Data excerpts
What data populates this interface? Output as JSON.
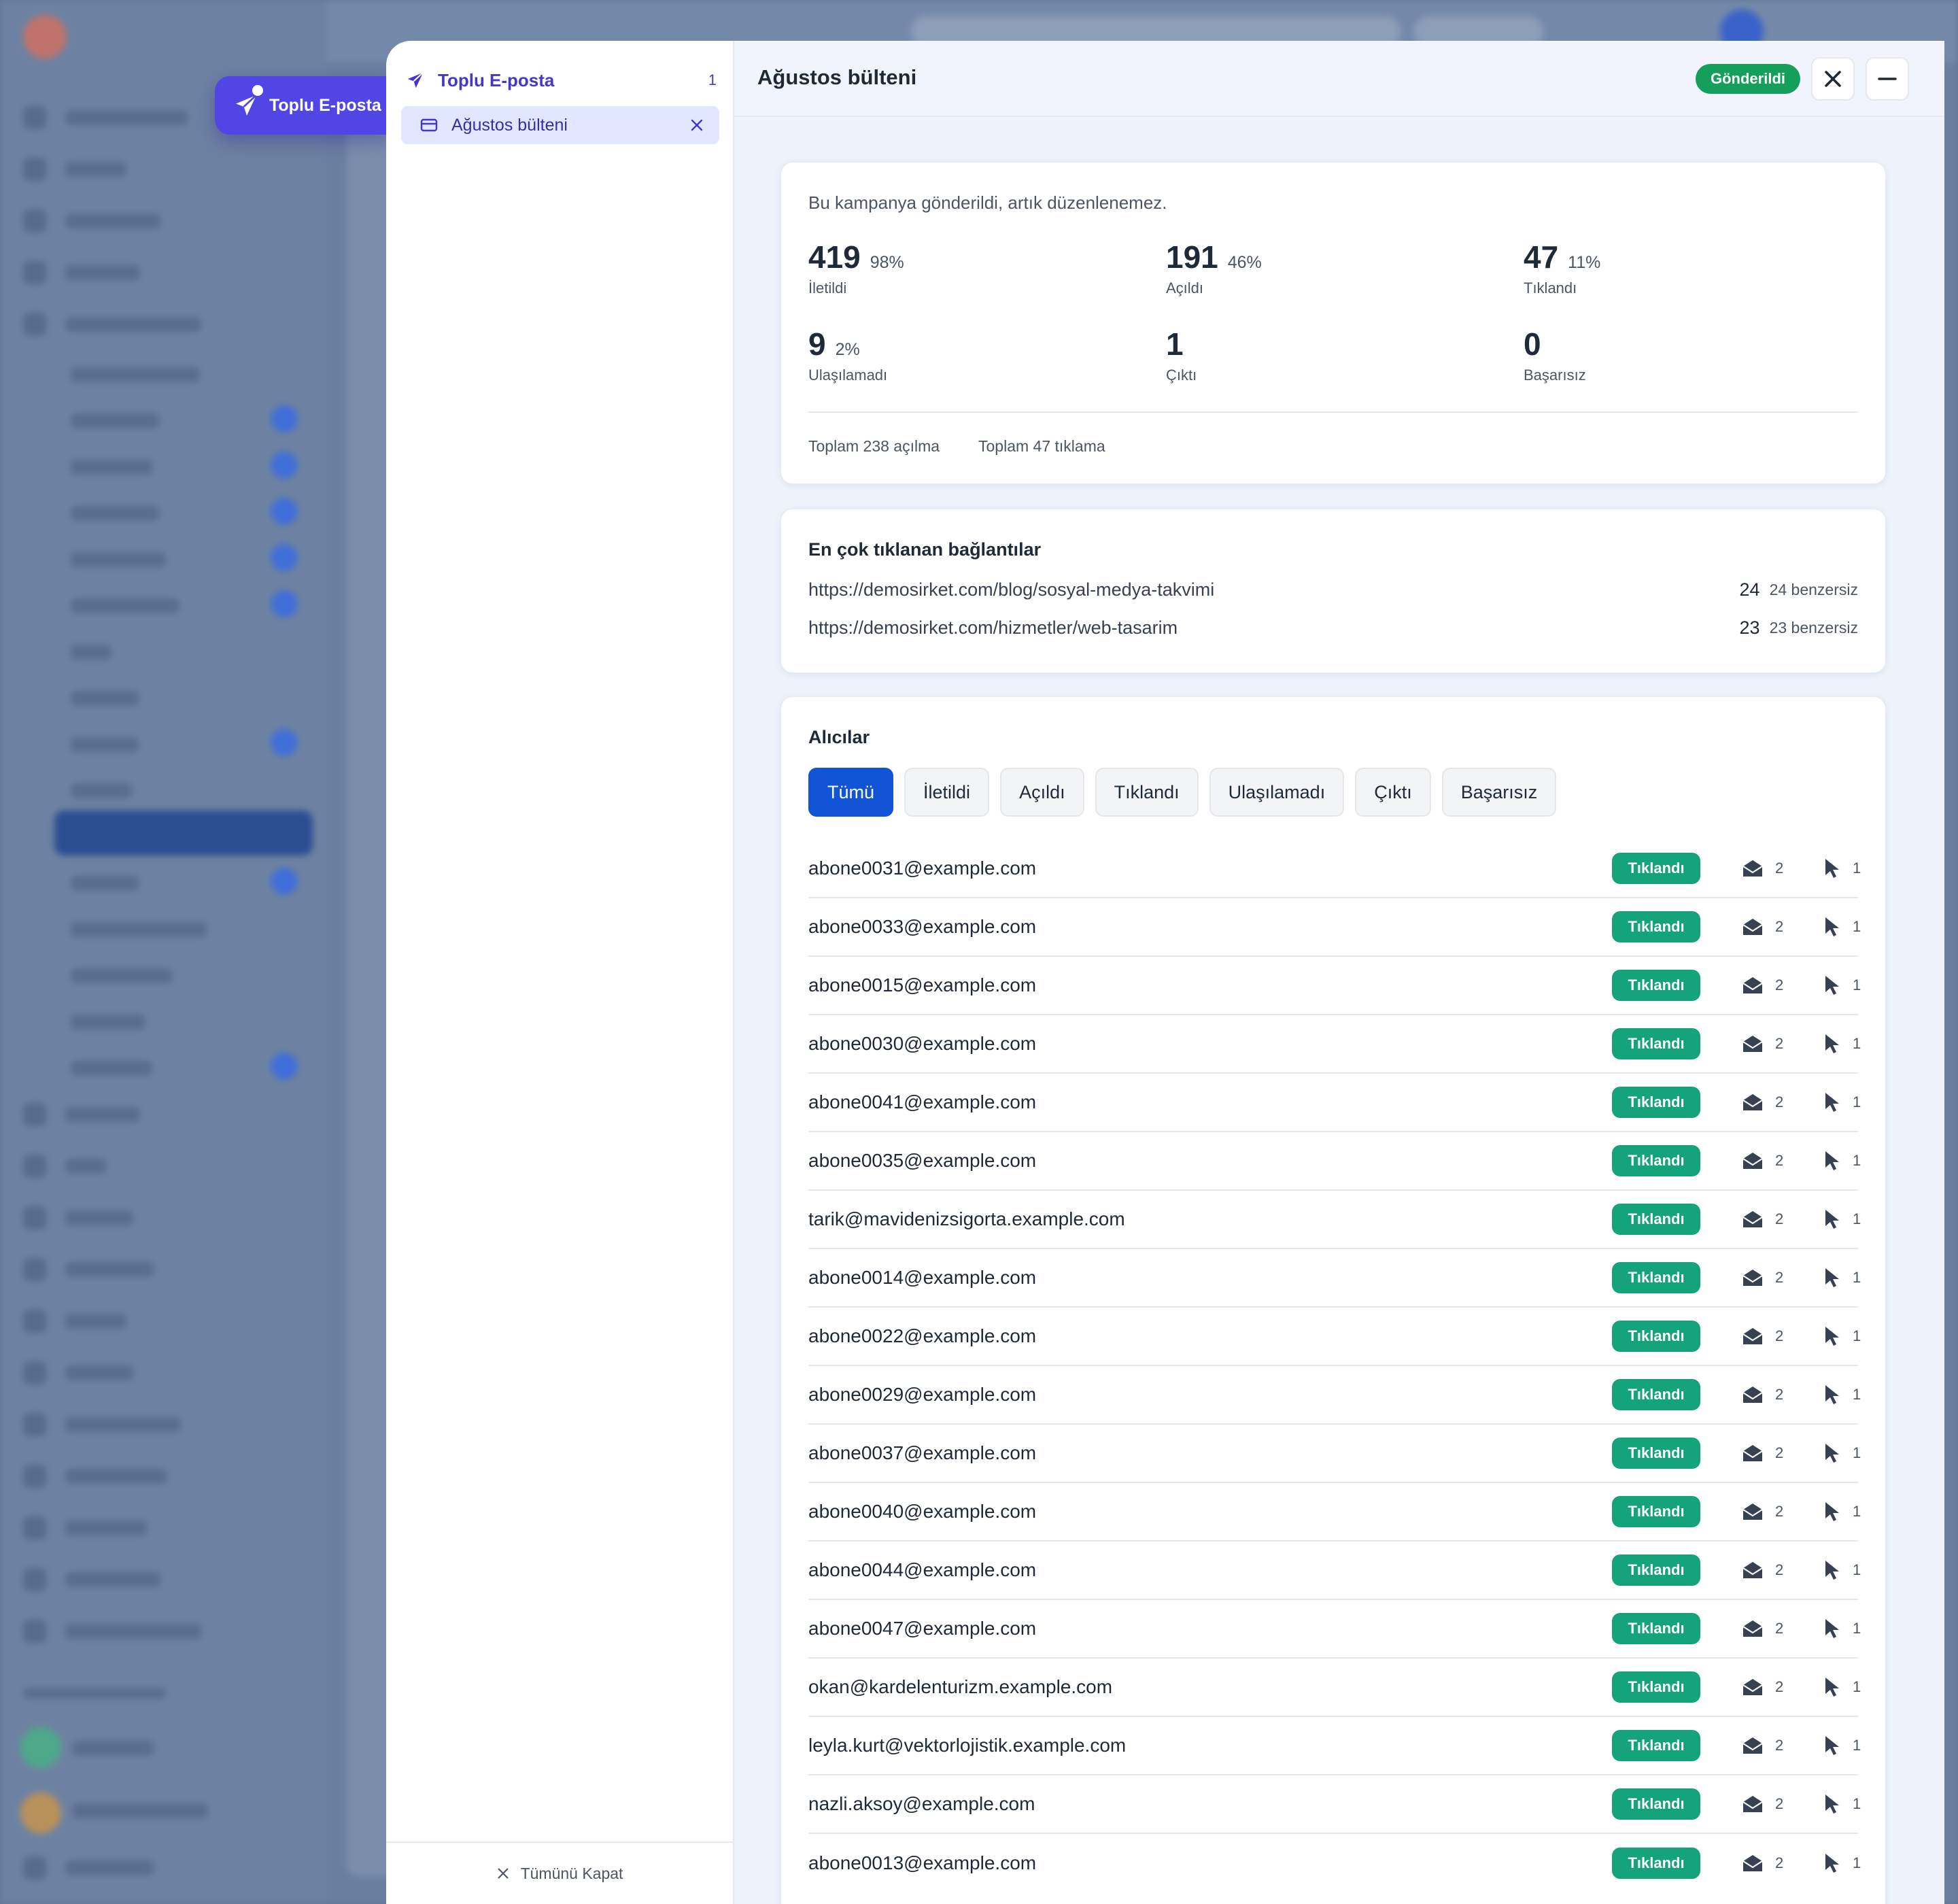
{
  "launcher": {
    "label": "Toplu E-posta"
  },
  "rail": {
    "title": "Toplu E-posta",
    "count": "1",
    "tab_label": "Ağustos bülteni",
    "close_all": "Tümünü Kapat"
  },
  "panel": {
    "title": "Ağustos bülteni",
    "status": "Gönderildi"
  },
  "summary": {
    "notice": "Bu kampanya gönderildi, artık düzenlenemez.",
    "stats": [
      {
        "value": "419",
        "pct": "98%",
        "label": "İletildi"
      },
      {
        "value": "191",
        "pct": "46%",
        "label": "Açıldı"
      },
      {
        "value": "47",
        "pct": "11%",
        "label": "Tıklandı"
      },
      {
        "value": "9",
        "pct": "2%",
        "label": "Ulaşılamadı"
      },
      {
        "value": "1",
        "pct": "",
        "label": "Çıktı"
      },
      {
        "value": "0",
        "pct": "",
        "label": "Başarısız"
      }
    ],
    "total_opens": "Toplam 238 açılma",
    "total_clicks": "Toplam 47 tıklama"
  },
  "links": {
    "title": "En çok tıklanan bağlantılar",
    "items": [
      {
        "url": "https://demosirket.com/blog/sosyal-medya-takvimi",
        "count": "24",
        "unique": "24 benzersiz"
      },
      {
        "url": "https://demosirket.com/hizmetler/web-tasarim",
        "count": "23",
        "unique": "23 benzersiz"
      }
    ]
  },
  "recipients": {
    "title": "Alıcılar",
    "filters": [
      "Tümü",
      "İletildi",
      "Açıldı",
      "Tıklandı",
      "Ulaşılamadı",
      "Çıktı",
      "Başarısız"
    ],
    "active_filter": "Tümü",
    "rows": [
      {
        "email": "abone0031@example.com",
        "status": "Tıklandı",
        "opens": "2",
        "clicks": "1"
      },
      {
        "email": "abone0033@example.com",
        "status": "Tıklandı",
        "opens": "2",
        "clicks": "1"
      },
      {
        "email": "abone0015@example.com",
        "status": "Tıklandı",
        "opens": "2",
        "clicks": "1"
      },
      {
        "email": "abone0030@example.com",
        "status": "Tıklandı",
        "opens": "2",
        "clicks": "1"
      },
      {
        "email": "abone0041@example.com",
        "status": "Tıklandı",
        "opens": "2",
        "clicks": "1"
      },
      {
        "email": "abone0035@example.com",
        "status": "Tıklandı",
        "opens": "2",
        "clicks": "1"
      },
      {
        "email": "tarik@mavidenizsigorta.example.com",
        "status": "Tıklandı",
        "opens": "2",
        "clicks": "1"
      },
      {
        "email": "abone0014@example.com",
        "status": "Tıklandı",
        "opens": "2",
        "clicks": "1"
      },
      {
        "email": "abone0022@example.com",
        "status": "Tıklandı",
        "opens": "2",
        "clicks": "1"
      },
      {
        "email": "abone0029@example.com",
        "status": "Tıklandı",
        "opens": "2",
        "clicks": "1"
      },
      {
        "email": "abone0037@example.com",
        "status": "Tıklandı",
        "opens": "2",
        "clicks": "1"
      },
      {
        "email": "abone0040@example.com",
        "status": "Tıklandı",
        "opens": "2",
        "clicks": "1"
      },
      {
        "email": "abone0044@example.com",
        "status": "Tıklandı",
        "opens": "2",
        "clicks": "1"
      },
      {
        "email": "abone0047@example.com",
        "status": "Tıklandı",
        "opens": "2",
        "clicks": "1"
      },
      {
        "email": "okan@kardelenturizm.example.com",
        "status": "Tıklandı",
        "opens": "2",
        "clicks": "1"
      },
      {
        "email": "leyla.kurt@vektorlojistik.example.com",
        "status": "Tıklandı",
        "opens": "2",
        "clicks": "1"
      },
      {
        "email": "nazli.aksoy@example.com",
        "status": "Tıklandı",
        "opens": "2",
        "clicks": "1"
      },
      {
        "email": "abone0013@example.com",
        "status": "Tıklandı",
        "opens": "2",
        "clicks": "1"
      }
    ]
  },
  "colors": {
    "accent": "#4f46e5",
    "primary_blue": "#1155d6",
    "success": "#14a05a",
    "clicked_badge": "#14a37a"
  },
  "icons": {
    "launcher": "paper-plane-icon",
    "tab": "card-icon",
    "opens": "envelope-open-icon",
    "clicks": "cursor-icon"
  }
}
...
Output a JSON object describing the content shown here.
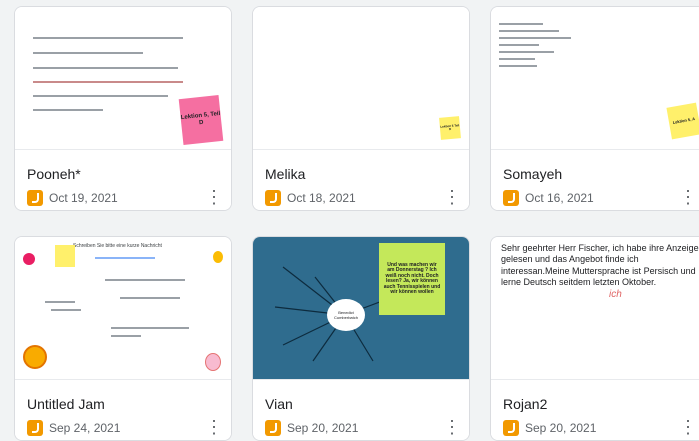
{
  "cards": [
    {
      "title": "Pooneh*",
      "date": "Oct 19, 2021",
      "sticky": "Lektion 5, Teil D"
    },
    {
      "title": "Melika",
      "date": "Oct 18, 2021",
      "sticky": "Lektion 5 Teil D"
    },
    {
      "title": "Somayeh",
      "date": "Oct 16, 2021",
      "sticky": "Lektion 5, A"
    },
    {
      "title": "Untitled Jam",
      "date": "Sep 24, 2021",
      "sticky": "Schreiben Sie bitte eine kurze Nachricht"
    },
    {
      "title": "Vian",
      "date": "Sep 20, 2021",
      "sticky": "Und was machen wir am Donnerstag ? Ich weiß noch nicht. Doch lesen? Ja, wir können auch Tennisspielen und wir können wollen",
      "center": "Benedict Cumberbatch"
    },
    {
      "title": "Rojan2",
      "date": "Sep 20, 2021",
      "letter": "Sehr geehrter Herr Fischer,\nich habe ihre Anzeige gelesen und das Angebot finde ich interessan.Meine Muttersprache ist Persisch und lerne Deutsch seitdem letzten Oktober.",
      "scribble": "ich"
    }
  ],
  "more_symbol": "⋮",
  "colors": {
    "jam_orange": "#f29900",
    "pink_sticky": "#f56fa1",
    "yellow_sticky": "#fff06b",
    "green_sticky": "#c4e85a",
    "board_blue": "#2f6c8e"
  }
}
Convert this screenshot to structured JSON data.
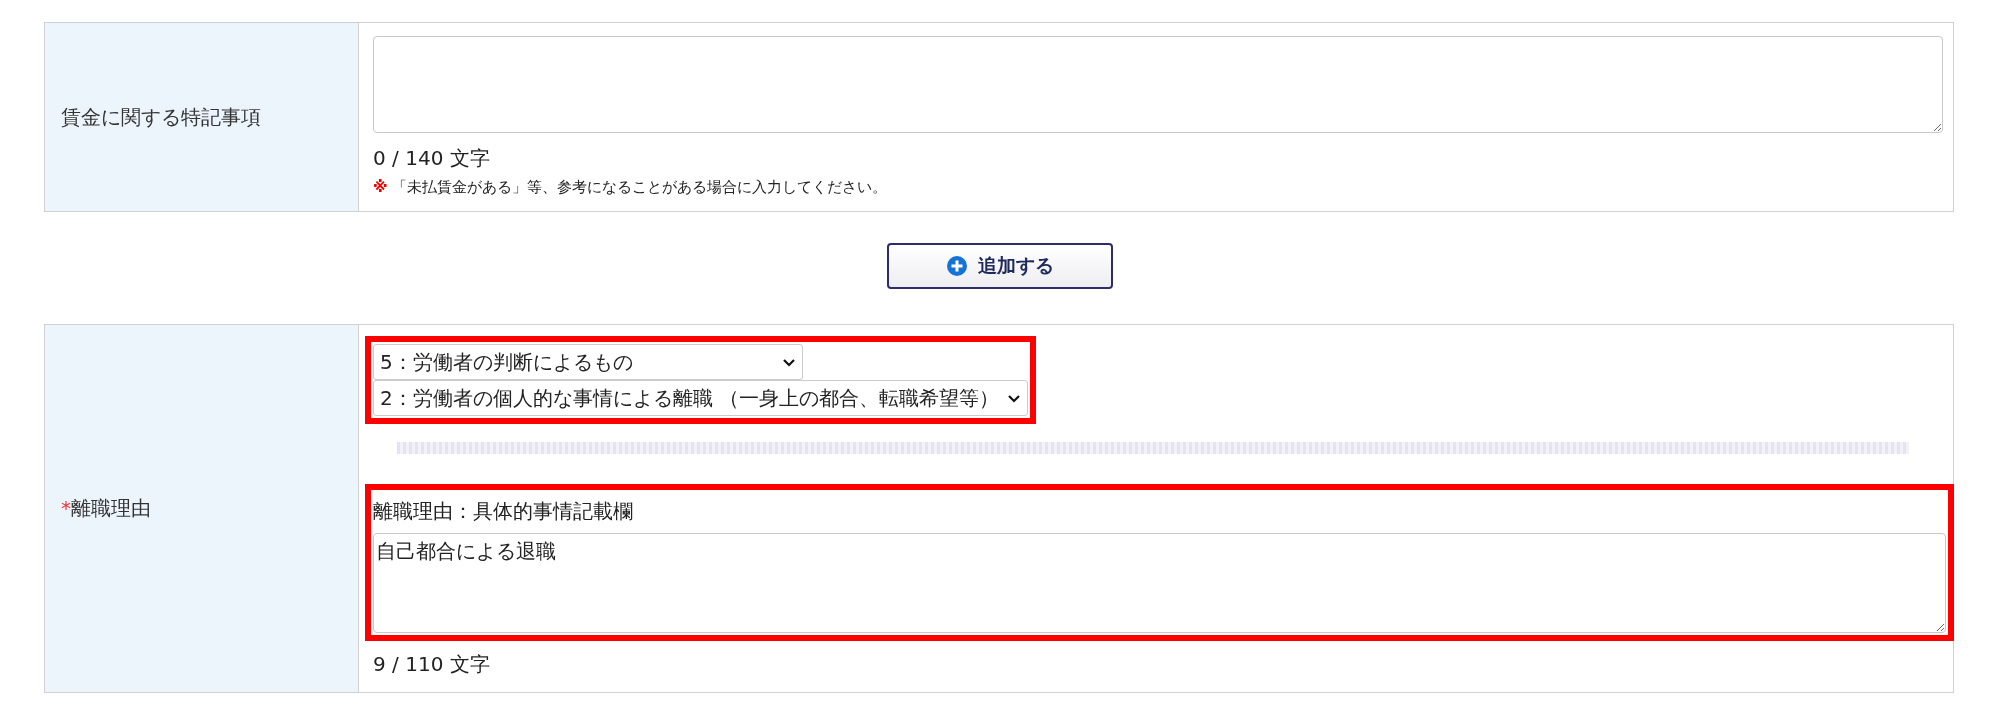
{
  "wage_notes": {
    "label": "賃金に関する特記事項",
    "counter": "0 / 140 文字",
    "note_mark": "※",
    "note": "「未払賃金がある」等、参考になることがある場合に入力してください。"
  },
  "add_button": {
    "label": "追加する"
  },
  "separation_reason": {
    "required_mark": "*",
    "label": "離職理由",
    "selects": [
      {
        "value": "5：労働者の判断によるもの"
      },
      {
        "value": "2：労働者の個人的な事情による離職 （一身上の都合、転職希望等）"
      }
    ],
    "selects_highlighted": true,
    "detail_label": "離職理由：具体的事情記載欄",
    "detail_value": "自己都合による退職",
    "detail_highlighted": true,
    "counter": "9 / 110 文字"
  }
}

=== YOUR GOAL ===
Where a line in the material contains "https", copy that line.

=== FINAL ANSWER ===
        "url": "https://demosirket.com/blog/sosyal-medya-takvimi",
        "url": "https://demosirket.com/hizmetler/web-tasarim",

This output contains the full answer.